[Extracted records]

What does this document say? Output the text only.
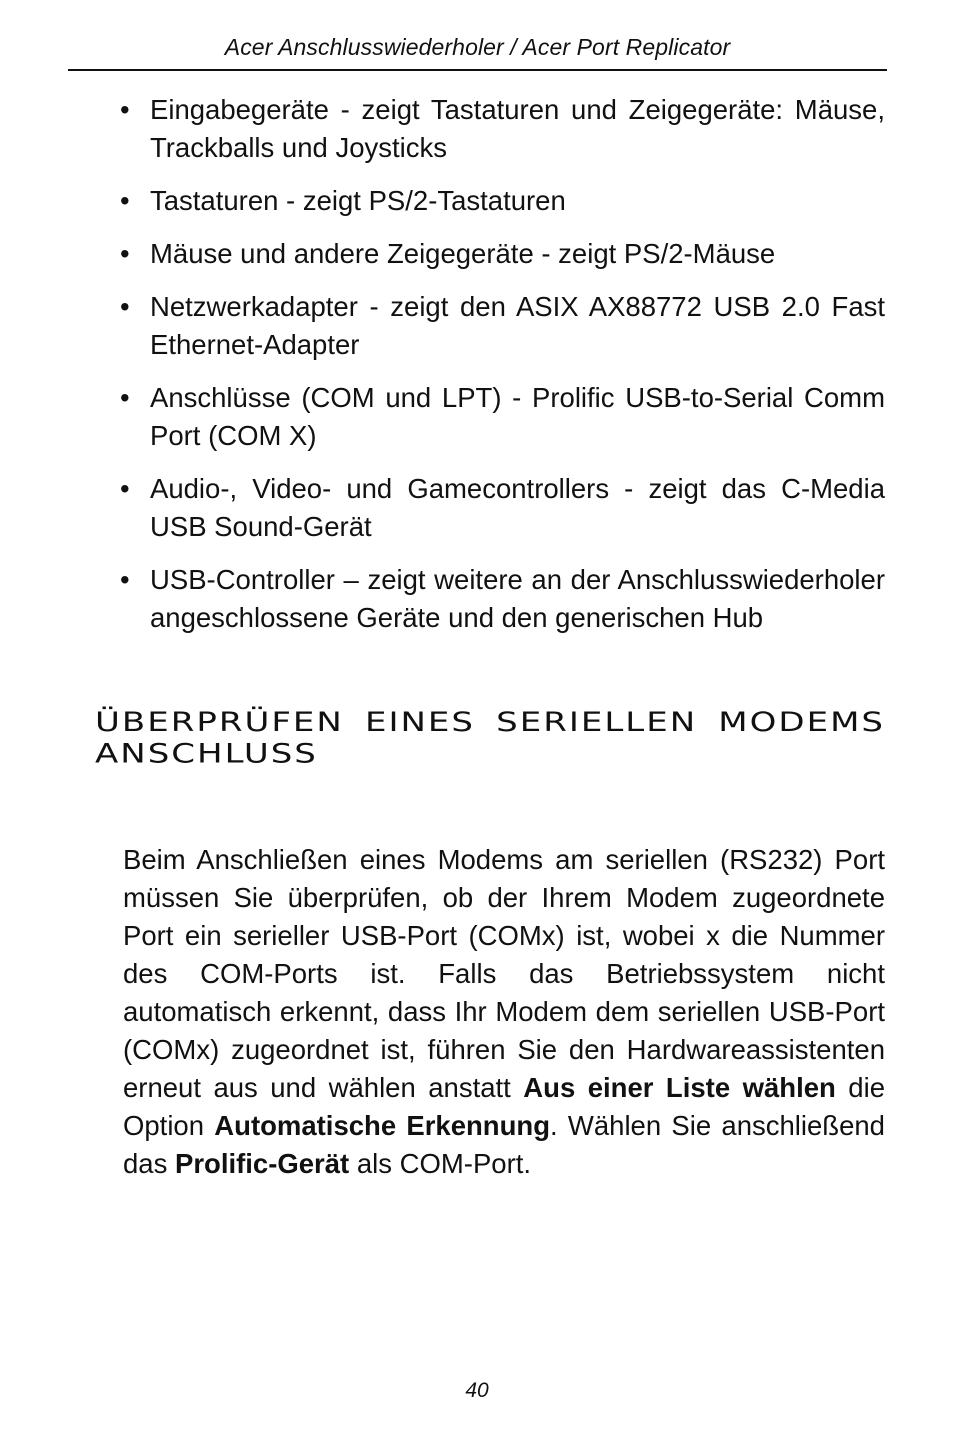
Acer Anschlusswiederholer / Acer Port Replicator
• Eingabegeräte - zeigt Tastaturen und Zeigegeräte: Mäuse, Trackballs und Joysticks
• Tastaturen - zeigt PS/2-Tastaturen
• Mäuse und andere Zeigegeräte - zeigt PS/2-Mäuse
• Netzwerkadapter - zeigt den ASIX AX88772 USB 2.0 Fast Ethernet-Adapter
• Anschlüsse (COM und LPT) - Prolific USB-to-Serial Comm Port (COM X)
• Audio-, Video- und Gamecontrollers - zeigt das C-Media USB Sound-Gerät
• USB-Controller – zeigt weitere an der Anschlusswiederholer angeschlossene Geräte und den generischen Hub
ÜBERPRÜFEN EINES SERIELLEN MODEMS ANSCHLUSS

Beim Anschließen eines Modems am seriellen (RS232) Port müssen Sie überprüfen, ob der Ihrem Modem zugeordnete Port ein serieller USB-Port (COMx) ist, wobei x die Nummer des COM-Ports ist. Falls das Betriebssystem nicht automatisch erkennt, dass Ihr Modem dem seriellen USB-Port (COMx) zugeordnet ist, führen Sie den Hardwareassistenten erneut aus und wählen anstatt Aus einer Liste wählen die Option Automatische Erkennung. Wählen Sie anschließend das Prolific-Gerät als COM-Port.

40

TASK REQUIREMENTS: Copy out every line of the data that includes the word "Anschlusswiederholer".

ANSWER TO THIS TASK:
Acer Anschlusswiederholer / Acer Port Replicator
• USB-Controller – zeigt weitere an der Anschlusswiederholer angeschlossene Geräte und den generischen Hub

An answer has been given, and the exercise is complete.